» EXTRACT:
The liver is the main organ for the metabolism of fats, carbohydrates, urea, bilirubin, and vitamins [20]. Thus, biochemical indicators are closely involved in the metabolic processes in the liver and are frequently used as markers to identify liver zonation. With an increasing number of cases of hepatic metabolic diseases that cause severe damage to liver functions and even systemic impairments, fundamental studies on markers are necessary to determine the hepatic metabolic zonation profiles in both healthy and diseased conditions. For example, canonical Wnt/β-catenin and hypoxia-inducible factor signaling pathways were found to be connected with altered liver zonation together with the pathogenesis of hepatic metabolic diseases [21, 22]. Lipogenesis mainly occurs in pericentral hepatocytes, while fatty acid oxidation occurs in periportal hepatocytes [23]. Furthermore, fatty acid uptake is greater in periportal regions, and the expression of fatty acid-binding protein tends to decline from the periportal to pericentral zones. Together, these findings suggest that the genes and biomarkers involved in fatty acid metabolism could be prospective zonation markers for identifying hepatic metabolic diseases [24].

NAFLD, which is present in 25% of the world's population, starts with the uncontrolled accumulation of fat in hepatocytes, causing inflammation and fibrosis in the liver [25]. In NAFLD patients, hepatic steatosis is obvious in pericentral hepatocytes [14]. A high-fat diet was found to induce the deposition of triglycerides (TGs) in areas surrounding the periportal zones in NAFLD animal models, suggesting that TGs might be a marker to identify NAFLD (Table 3) [26]. Different types of high-fat diets (e.g., solid vs. liquid) might result in divergent deposition patterns of TGs, which is indicative of different zonation patterns [27]. NASH frequently causes hepatic fibrosis by inducing hepatocyte injury and inflammatory cell infiltration. Although the level of serum bile acids is elevated, and the lysophosphatidylcholine level is reduced, in NASH patients, the liver zonation changes in NASH patients, and their contribution to NASH remain largely unknown [28]. The enrichment of arachidonic acid (AA) in pericentral hepatocytes leads to enhanced oxidative stress and consequent damage to pericentral regions in mice with NASH [29]. Additionally, the spatial distribution of the remodeling enzyme, lysophosphatidylcholine acetyltransferase 2, plays a role in changing the zonal location of AA-containing lipids [29]. Thus, AA-containing lipids might be used as markers for predicting the risk of zonal NASH. However, there is still no reported zonation marker to determine altered glycolysis and gluconeogenesis under hepatic metabolic diseases.

Table 3.

Newly-defined molecules as prospective markers to identify liver zonation.

Zone Potential markers Biological processes/function Detection methods References
Pericentral zone ICAM1 This gene encodes cell surface glycoproteins mainly expressed on endothelial cells. Immunostaining (protein)

» EXCERPTED DATA:
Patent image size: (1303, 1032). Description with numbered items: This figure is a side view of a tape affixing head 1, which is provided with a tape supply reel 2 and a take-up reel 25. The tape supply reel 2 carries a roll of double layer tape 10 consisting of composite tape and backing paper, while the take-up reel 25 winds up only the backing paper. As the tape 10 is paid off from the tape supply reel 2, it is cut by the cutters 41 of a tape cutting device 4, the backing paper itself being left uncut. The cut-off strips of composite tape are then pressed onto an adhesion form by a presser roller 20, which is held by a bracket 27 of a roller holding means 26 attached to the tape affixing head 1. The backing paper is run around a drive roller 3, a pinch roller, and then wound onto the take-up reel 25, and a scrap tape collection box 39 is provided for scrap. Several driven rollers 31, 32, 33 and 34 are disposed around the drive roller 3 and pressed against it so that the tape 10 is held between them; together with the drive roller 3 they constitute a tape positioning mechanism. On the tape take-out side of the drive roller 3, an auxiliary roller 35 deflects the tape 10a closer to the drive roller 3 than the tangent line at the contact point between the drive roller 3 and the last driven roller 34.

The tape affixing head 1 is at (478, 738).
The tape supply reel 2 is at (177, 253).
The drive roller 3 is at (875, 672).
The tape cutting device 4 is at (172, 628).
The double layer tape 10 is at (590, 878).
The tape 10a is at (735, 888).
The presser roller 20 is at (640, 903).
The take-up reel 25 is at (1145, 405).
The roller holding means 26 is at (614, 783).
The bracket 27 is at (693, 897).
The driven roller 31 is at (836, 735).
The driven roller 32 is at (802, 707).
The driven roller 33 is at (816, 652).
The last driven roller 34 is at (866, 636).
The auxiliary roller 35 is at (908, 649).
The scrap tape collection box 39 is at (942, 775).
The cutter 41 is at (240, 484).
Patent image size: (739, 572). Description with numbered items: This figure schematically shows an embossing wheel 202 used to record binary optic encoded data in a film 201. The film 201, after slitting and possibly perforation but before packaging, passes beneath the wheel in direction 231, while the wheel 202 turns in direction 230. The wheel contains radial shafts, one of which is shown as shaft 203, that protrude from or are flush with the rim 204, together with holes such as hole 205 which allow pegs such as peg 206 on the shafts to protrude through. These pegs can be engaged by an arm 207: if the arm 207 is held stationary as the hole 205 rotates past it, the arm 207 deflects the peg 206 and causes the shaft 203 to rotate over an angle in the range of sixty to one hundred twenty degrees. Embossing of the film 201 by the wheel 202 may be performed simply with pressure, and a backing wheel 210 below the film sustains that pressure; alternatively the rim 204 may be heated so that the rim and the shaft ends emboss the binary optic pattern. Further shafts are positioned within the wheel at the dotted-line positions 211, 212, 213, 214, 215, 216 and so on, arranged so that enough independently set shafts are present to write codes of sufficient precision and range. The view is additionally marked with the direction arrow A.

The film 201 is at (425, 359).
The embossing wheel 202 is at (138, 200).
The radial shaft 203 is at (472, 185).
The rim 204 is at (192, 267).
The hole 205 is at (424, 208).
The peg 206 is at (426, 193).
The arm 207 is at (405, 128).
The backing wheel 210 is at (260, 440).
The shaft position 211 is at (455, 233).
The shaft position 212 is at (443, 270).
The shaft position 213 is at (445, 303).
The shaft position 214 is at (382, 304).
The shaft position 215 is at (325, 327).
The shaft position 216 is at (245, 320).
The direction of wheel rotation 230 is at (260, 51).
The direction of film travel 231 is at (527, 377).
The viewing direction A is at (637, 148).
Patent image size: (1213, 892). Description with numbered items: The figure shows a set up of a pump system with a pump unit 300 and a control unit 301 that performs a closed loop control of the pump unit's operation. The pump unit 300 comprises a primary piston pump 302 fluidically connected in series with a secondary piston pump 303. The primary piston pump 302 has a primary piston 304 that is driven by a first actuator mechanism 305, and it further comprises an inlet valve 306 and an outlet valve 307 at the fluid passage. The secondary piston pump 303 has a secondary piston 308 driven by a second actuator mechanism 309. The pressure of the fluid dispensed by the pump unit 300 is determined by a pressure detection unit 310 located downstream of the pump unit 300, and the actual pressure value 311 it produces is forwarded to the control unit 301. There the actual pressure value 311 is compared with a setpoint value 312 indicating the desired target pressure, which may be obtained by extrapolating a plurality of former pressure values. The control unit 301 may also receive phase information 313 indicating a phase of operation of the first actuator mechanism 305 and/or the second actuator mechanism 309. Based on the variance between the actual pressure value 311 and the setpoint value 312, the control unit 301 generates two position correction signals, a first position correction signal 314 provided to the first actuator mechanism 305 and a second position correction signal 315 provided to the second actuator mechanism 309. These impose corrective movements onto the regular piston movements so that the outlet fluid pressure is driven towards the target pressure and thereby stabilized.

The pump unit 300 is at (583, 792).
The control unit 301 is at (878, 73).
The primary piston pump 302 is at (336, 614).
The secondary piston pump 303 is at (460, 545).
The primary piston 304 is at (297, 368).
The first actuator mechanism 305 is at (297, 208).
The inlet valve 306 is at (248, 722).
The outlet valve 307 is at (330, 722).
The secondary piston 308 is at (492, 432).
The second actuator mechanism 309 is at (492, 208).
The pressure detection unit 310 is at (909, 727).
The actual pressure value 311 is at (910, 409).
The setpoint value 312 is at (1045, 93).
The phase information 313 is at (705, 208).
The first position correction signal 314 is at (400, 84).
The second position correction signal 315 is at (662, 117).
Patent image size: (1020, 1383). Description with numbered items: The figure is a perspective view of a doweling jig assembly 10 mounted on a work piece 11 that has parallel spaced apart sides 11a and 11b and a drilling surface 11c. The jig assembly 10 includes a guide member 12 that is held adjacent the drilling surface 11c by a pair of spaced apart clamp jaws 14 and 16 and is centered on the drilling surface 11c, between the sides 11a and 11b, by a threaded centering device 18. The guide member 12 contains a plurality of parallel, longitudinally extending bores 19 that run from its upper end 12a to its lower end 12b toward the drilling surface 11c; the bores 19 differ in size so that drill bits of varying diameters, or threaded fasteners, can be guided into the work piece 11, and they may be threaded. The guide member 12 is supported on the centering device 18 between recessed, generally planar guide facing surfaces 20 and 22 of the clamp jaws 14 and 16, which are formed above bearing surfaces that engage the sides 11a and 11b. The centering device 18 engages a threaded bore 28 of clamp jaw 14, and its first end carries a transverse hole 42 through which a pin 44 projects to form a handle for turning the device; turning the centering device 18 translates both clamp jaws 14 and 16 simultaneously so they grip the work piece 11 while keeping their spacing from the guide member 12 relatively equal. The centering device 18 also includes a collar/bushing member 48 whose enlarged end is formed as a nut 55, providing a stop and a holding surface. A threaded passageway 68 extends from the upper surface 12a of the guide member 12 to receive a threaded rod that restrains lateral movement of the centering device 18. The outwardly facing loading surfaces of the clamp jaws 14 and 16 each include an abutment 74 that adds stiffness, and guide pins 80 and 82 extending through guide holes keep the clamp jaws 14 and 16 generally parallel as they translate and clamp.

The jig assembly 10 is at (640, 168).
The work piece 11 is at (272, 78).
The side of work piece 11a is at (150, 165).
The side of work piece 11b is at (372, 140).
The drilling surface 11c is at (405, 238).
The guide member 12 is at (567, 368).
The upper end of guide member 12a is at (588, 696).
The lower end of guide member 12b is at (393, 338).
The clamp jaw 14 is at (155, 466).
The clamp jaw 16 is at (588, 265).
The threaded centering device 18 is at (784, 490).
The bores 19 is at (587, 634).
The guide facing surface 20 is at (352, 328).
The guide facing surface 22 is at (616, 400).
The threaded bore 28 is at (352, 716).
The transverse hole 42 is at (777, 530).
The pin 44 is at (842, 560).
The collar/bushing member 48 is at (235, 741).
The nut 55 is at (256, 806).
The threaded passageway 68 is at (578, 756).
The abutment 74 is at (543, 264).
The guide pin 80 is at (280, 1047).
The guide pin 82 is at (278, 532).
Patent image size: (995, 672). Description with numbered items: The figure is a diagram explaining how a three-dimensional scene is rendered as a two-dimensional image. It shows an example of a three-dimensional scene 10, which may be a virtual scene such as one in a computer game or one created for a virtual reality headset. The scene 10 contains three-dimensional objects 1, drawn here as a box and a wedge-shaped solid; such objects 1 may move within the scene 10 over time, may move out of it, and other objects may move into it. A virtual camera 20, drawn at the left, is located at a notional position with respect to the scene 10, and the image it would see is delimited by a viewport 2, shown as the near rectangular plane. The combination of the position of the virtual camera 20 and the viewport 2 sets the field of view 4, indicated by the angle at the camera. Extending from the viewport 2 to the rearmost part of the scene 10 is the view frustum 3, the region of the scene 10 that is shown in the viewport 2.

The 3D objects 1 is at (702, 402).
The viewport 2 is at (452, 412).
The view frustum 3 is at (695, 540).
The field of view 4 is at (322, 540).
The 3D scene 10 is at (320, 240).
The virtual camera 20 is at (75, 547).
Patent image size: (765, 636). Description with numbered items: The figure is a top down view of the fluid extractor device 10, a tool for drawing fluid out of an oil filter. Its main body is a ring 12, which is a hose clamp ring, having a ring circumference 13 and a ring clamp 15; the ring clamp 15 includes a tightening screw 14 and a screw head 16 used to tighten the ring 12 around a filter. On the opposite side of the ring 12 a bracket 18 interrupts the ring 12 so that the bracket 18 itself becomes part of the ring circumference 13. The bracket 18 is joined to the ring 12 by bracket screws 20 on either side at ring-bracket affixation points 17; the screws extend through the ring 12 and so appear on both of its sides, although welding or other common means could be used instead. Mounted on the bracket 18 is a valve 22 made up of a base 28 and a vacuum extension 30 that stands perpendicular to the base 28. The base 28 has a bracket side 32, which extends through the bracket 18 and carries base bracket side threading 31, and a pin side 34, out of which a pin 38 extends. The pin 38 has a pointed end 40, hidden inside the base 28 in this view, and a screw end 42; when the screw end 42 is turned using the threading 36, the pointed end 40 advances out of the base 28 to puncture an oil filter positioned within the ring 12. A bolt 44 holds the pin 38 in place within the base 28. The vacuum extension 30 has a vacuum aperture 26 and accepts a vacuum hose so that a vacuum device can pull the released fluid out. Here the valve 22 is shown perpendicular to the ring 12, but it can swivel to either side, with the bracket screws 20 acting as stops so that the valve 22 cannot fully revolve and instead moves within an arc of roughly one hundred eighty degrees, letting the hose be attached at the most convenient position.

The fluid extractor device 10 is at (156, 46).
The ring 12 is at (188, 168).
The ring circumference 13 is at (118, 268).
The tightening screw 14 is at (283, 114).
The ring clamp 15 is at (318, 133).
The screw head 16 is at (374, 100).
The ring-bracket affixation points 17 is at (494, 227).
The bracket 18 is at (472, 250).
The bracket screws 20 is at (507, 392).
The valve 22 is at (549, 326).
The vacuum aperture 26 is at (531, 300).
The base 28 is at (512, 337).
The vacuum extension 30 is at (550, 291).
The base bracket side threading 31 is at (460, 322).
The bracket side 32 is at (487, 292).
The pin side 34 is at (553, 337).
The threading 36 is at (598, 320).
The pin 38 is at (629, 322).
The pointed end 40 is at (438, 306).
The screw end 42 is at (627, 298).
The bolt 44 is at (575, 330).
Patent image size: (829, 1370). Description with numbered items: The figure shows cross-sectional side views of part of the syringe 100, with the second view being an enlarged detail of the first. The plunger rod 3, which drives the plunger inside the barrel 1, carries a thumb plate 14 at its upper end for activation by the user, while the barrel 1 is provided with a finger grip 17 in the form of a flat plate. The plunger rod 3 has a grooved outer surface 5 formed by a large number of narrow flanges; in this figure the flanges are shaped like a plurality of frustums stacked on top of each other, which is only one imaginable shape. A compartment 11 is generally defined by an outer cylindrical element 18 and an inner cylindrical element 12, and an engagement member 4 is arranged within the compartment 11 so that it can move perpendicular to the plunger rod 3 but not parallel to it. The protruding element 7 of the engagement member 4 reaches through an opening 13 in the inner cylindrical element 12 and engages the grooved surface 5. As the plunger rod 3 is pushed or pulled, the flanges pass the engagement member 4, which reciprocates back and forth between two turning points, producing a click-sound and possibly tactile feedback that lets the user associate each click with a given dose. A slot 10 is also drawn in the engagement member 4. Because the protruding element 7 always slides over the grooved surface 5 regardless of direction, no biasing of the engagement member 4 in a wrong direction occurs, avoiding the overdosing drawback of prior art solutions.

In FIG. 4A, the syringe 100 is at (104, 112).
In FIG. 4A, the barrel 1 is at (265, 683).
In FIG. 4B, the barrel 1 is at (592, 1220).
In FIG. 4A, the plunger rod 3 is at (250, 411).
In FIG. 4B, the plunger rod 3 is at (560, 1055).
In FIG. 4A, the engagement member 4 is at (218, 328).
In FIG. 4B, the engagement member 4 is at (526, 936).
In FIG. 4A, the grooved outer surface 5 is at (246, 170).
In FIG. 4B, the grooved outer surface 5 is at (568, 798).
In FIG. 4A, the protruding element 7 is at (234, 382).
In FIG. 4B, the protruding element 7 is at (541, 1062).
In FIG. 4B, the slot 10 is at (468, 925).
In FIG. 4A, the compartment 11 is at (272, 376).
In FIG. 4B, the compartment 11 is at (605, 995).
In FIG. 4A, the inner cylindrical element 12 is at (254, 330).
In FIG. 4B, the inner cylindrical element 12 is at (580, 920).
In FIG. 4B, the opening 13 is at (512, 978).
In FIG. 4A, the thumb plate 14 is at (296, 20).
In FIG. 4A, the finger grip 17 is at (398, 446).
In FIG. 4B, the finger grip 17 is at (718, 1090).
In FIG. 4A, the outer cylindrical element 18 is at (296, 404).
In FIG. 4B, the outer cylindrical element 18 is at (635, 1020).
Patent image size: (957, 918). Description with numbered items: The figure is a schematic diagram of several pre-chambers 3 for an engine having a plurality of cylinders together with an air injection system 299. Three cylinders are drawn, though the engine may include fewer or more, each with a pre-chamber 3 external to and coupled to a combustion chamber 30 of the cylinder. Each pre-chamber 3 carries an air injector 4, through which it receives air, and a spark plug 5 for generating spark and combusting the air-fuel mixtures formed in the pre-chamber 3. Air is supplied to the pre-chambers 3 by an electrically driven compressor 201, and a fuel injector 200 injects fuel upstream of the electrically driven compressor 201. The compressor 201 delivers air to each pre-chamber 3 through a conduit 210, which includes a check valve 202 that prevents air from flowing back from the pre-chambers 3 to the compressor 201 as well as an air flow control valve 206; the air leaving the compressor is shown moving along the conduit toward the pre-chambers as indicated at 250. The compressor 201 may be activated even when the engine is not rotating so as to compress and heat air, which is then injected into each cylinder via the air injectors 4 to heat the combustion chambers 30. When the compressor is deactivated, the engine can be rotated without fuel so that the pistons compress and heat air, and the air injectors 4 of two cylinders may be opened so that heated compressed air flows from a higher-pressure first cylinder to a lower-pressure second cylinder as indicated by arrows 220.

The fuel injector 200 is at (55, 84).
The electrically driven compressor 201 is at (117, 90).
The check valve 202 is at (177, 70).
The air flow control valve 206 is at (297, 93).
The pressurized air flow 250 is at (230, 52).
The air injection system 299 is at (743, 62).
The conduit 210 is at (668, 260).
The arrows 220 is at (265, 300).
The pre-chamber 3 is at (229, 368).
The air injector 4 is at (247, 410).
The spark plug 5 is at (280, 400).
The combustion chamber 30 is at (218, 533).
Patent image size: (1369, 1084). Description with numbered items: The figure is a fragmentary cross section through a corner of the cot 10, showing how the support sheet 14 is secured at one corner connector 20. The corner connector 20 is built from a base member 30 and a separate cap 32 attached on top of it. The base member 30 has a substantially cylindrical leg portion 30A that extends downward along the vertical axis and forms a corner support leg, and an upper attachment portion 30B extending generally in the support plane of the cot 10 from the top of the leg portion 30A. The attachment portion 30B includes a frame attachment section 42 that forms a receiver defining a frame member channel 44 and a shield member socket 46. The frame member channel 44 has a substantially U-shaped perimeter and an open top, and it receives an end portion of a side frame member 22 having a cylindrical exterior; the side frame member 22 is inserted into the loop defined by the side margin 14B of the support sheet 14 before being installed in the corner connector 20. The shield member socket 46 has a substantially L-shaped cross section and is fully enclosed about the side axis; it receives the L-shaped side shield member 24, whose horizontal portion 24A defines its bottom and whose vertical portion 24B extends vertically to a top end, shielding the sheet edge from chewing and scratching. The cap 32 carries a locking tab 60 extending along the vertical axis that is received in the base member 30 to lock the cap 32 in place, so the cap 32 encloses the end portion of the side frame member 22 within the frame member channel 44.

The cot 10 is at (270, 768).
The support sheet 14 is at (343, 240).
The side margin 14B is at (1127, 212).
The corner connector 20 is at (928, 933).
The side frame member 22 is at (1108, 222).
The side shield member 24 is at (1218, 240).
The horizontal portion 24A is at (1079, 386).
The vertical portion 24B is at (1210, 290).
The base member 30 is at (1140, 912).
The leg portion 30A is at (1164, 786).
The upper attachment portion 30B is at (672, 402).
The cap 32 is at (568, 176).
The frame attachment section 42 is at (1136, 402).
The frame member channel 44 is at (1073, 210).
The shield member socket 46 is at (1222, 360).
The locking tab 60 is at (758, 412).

» REQUIREMENT: Extend the passage on liver zonation markers above, picking up after its last line.

» RESULT OF THIS TASK:
Diffusion pseudotime (DPT) analysis and self-organizing maps (SOMs) (gene)
[40]
[45]
GLUL The protein encoded by this gene plays a role in acid-base homeostasis, ammonia and glutamate detoxification, and cell proliferation. Immunostaining (protein)
DPT and SOMs (gene)
ENG This gene encodes a transmembrane protein, which is a glycoprotein of the vascular endothelium. Immunostaining (protein)
DPT and SOMs (gene)
miR-93 miR93 inhibits the expression of transcription factor 7-like 1 (Tcf7l1). qRT-PCR [34]

Periportal zone ALB The protein encoded by this gene plays a role in the regulation of blood plasma colloid osmotic pressure and acts as a carrier protein. DPT and SOMs (gene) [40]
[45]
BTNL9 The expression of the protein encoded by this gene is found in several types of cancers. DPT and SOMs (gene) [40]
ANPEP The protein encoded by this gene is expressed in plasma membranes. Immunostaining (protein)
DPT and SOMs (gene)
PCK1 This gene is the main control point for the regulation of gluconeogenesis. Immunostaining (protein)
DPT and SOMs (gene)
[40]
[45]
[46]
MTHFS The protein encoded by this gene is an enzyme that catalyzes the conversion of 5-formyltetrahydrofolate to 5,10-methenyltetrahydrofolate. Immunostaining (protein)
DPT and SOMs (gene)
[40]
[46]
GATM This gene encodes a mitochondrial enzyme that is involved in creatine biosynthesis. Immunostaining (protein)
DPT and SOMs (gene)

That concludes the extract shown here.